Trecho fornecido:
- Pedro Valls Feu Rosa - http://pedrovallsfeurosa.com.br -

Da prudência

Logo após o início da sua colonização, em 1535, o Brasil, por ser uma colônia, só podia negociar com Portugal, que era sua Metrópole. Daqui saíam as matérias-primas, e de lá vinham os produtos industrializados. O que sobejasse, ou o que faltasse, era vendido, ou comprado em outros países.

Com a invasão da Península Ibérica pelas forças napoleônicas, após o decreto do bloqueio continental contra a Inglaterra, D. João VI, protegido pela Armada Britânica – a mais poderosa da época – veio refugiar-se em nosso País.

Em aqui chegando, os ingleses, interessados em comerciar conosco, pois dispunham de um parque industrial importante, cujos excedentes pretendiam lançar neste novo mercado, e ao mesmo tempo sonhavam em se abastecer com as fabulosas riquezas florestais e minerais da terra virgem e inexplorada, exerceram pressão sobre o monarca lusitano e forçaram-no a decretar a abertura dos portos brasileiros, a 9 de janeiro de 1808.

Objetivo: Redigite a parte do texto sobre a colonização do Brasil que vai de "Da prudência" até "em outros países.", inclusive. As linhas que vêm em seguida foram tiradas de outra fonte.

Linhas extraídas:
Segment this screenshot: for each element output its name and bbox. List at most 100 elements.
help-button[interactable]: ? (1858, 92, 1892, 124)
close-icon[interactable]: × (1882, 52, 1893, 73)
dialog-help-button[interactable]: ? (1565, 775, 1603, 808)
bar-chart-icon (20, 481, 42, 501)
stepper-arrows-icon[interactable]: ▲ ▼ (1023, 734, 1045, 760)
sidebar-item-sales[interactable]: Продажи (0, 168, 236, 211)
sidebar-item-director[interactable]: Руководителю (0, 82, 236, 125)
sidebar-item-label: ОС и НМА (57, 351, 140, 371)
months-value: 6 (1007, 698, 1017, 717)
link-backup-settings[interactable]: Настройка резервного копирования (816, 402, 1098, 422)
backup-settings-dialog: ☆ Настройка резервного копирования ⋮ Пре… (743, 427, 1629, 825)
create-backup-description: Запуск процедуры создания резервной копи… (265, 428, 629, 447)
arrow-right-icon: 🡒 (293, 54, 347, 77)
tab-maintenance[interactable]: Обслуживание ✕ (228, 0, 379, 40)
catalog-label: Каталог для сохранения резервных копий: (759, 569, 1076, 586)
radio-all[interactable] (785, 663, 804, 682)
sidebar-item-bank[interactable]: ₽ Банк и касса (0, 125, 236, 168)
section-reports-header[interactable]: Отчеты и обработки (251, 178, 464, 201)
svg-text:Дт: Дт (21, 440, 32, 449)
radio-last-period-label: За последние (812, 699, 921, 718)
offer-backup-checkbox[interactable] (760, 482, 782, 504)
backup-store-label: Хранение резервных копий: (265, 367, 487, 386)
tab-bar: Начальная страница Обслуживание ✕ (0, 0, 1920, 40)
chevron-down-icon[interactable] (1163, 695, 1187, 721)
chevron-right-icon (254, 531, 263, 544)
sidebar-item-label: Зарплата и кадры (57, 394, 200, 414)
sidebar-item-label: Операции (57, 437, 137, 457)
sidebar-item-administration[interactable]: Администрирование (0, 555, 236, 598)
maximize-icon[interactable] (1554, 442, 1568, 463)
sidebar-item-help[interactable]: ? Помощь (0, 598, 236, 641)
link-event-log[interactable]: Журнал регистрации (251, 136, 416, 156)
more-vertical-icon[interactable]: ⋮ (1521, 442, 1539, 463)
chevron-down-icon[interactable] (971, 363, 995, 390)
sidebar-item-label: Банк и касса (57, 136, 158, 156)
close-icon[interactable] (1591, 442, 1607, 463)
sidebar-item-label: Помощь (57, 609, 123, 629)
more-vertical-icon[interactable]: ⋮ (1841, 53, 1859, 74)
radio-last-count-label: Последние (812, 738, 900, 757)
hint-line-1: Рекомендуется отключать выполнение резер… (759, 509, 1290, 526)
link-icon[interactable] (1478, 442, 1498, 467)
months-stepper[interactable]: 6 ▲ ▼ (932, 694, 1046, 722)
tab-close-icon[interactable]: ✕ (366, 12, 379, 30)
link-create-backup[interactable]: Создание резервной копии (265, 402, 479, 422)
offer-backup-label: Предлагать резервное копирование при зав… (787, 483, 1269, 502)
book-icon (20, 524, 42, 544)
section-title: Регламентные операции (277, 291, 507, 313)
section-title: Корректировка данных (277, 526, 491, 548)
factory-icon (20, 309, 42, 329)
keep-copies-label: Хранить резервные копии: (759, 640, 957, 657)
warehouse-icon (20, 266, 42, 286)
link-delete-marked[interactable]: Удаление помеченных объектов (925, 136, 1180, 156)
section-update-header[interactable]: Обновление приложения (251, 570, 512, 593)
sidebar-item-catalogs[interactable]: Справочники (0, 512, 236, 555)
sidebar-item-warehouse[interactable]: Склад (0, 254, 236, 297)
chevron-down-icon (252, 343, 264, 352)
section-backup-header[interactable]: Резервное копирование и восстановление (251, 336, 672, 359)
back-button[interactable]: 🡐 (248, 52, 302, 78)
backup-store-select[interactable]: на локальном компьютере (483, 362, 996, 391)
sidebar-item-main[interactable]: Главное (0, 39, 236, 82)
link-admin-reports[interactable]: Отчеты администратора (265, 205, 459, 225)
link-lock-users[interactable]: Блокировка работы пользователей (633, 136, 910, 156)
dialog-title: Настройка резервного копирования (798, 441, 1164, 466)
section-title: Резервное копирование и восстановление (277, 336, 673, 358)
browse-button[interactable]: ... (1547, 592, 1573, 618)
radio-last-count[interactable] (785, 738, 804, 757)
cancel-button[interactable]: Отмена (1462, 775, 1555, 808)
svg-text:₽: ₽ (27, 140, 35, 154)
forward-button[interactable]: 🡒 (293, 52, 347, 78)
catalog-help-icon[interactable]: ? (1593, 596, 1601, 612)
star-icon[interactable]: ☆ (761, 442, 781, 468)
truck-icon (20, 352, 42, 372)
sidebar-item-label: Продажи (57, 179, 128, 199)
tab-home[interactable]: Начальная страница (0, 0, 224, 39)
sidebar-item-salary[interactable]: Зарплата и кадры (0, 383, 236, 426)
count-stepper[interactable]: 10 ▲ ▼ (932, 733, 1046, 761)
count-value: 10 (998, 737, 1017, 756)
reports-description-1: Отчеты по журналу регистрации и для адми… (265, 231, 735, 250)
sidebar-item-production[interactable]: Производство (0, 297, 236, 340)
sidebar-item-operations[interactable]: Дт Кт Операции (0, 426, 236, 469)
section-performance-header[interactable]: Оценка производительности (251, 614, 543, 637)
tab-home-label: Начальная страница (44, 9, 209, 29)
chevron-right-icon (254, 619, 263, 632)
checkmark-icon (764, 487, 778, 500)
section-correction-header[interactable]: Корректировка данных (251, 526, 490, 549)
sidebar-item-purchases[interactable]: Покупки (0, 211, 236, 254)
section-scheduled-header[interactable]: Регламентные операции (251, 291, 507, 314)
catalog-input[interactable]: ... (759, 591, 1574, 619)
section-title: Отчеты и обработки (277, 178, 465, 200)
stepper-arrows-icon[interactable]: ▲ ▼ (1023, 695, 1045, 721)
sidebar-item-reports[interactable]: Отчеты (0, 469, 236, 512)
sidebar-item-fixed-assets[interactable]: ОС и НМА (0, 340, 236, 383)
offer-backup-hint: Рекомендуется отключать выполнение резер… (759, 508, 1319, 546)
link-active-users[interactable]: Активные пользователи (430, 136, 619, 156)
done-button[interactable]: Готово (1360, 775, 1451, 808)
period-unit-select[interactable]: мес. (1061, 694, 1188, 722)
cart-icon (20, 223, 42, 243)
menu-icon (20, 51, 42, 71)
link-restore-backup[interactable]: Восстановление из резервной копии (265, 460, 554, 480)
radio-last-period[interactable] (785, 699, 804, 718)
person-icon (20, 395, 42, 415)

Resposta da tarefa:
Da prudência

Logo após o início da sua colonização, em 1535, o Brasil, por ser uma colônia, só podia negociar com Portugal, que era sua Metrópole. Daqui saíam as matérias-primas, e de lá vinham os produtos industrializados. O que sobejasse, ou o que faltasse, era vendido, ou comprado em outros países.